::: Records supplied

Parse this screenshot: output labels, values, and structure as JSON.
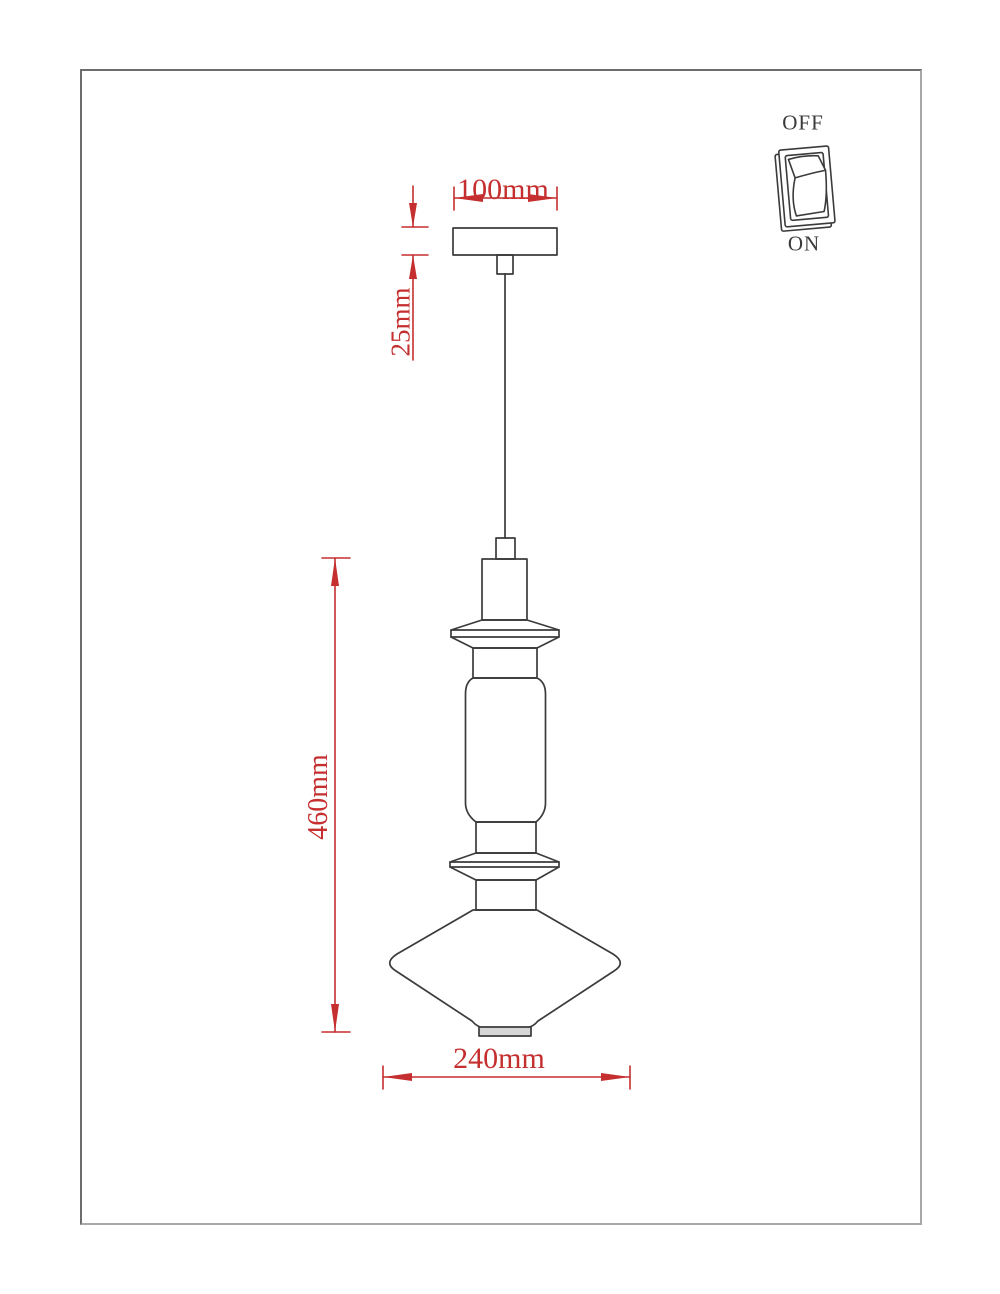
{
  "colors": {
    "dimension_red": "#c52f2f",
    "outline_dark": "#3b3b3b",
    "frame_gray": "#6d6d6d",
    "shade_lip_fill": "#d6d6d6"
  },
  "drawing": {
    "dimensions": {
      "canopy_width": "100mm",
      "canopy_drop": "25mm",
      "fixture_height": "460mm",
      "shade_diameter": "240mm"
    },
    "switch": {
      "off": "OFF",
      "on": "ON"
    }
  }
}
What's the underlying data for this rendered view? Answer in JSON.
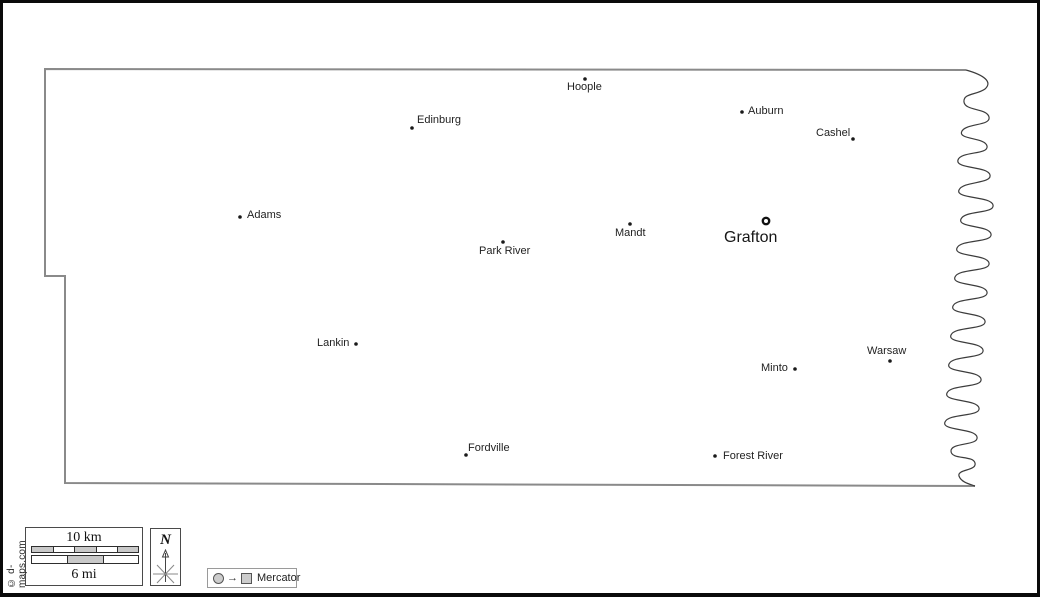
{
  "map": {
    "county_seat": {
      "name": "Grafton"
    },
    "cities": [
      {
        "name": "Hoople"
      },
      {
        "name": "Auburn"
      },
      {
        "name": "Cashel"
      },
      {
        "name": "Edinburg"
      },
      {
        "name": "Adams"
      },
      {
        "name": "Park River"
      },
      {
        "name": "Mandt"
      },
      {
        "name": "Lankin"
      },
      {
        "name": "Minto"
      },
      {
        "name": "Warsaw"
      },
      {
        "name": "Fordville"
      },
      {
        "name": "Forest River"
      }
    ]
  },
  "scale_bar": {
    "km_label": "10 km",
    "mi_label": "6 mi"
  },
  "compass": {
    "label": "N"
  },
  "projection_legend": {
    "label": "Mercator"
  },
  "credit": {
    "copyright": "© d-maps.com"
  },
  "colors": {
    "frame": "#0a0a0a",
    "county_border": "#8a8a8a",
    "river": "#3c3c3c",
    "city_dot": "#1a1a1a",
    "scale_segment_fill": "#c9c9c9",
    "background": "#ffffff"
  }
}
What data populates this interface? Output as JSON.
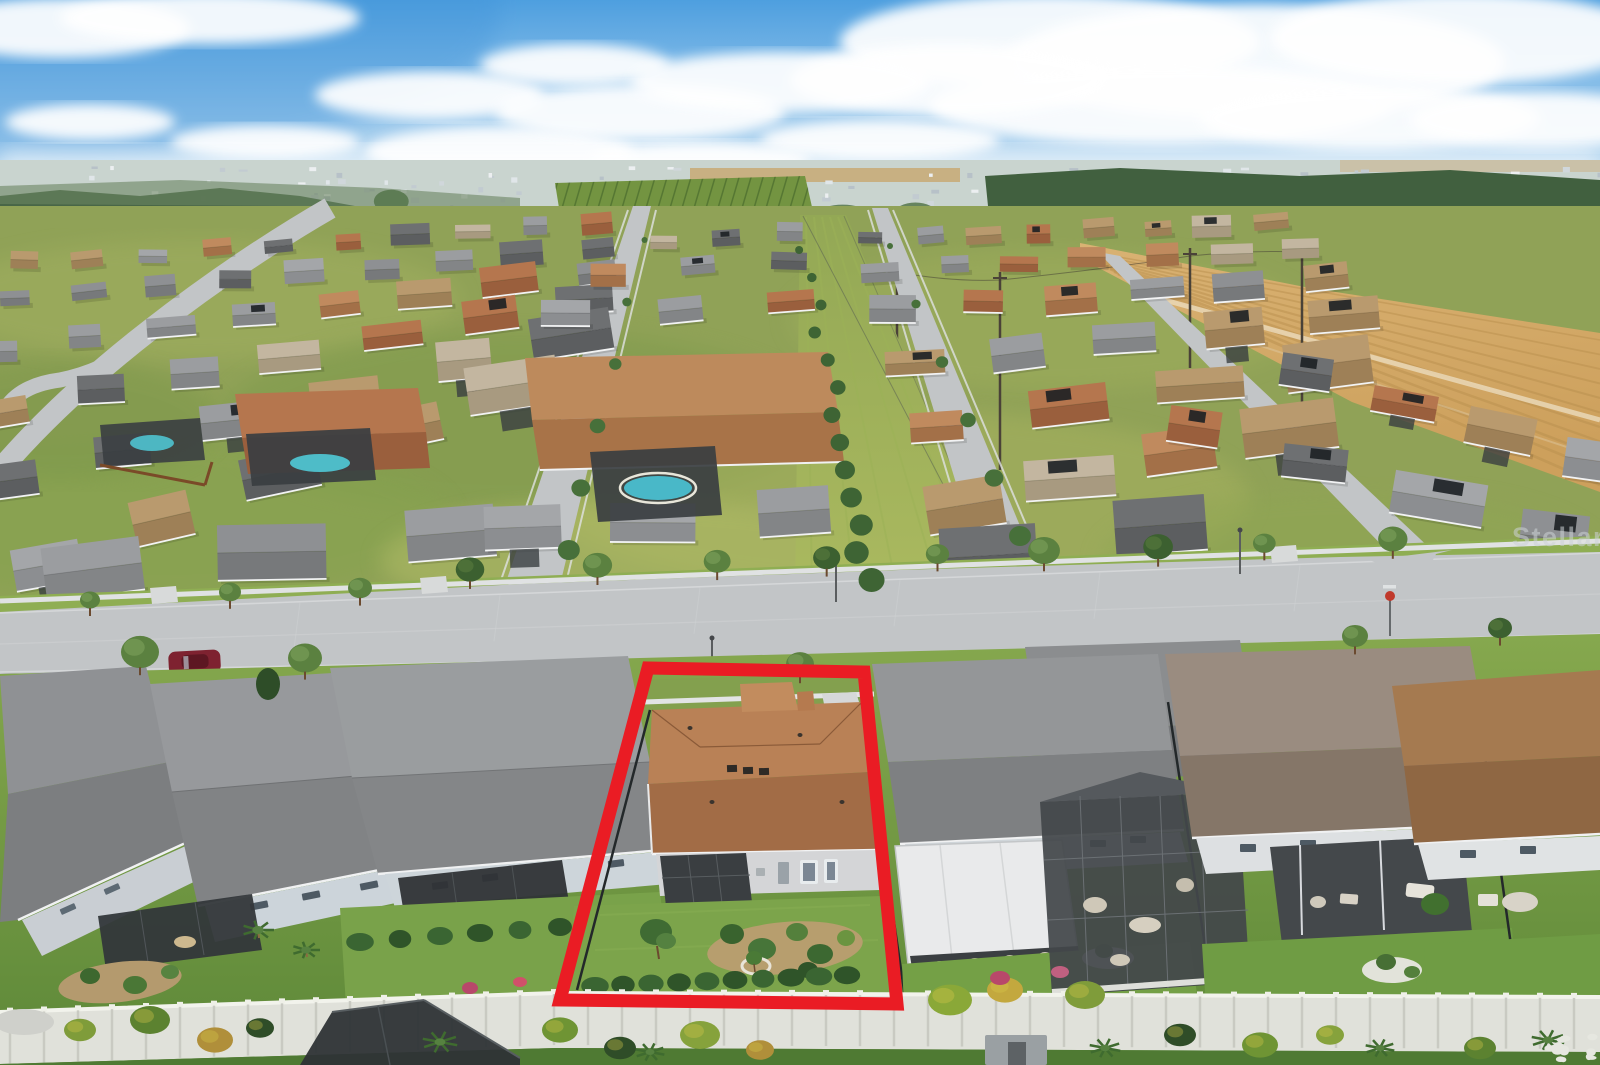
{
  "image": {
    "kind": "aerial-real-estate-photo",
    "description": "Aerial drone view of a suburban single-family neighborhood; subject property outlined in red; lake and plowed field upper right; white privacy wall across foreground",
    "width": 1600,
    "height": 1065
  },
  "watermark": {
    "text": "StellarMLS",
    "color": "#cdd3d6",
    "opacity": 0.55,
    "font_size": 27
  },
  "highlight": {
    "label": "subject-property-outline",
    "color": "#ea1c24",
    "stroke_width": 13,
    "points": [
      [
        648,
        668
      ],
      [
        864,
        672
      ],
      [
        897,
        1004
      ],
      [
        560,
        1000
      ]
    ]
  },
  "palette": {
    "sky_top": "#4e9fdf",
    "sky_mid": "#9cc9ec",
    "sky_horizon": "#e9f2f8",
    "cloud": "#ffffff",
    "haze": "#c9d4cf",
    "far_trees": "#41603f",
    "mid_trees": "#5d7b4a",
    "orchard": "#739441",
    "lake": "#7396ad",
    "lake_deep": "#587f9b",
    "marsh": "#a8906a",
    "field_light": "#d9b273",
    "field_dark": "#b9904f",
    "grass_bright": "#8fae53",
    "grass_yellow": "#aab95f",
    "grass_dark": "#5d8838",
    "street": "#c2c5c7",
    "sidewalk": "#e0e2e3",
    "roof_gray": "#8b8d90",
    "roof_dark": "#6e7072",
    "roof_subject_front": "#b98156",
    "roof_subject_rear": "#a26c46",
    "wall_light": "#d4d5d7",
    "screen_dark": "#3a3e41",
    "fence_white": "#e0e1da",
    "fence_black": "#23282a",
    "pool": "#4fc3d0",
    "car_maroon": "#7e2230"
  }
}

::::::

Requirements >>
Every line of the records that includes the word "view" should be gathered.

Written answer >>
What's the underlying data for this rendered view? Answer in JSON.
    "description": "Aerial drone view of a suburban single-family neighborhood; subject property outlined in red; lake and plowed field upper right; white privacy wall across foreground",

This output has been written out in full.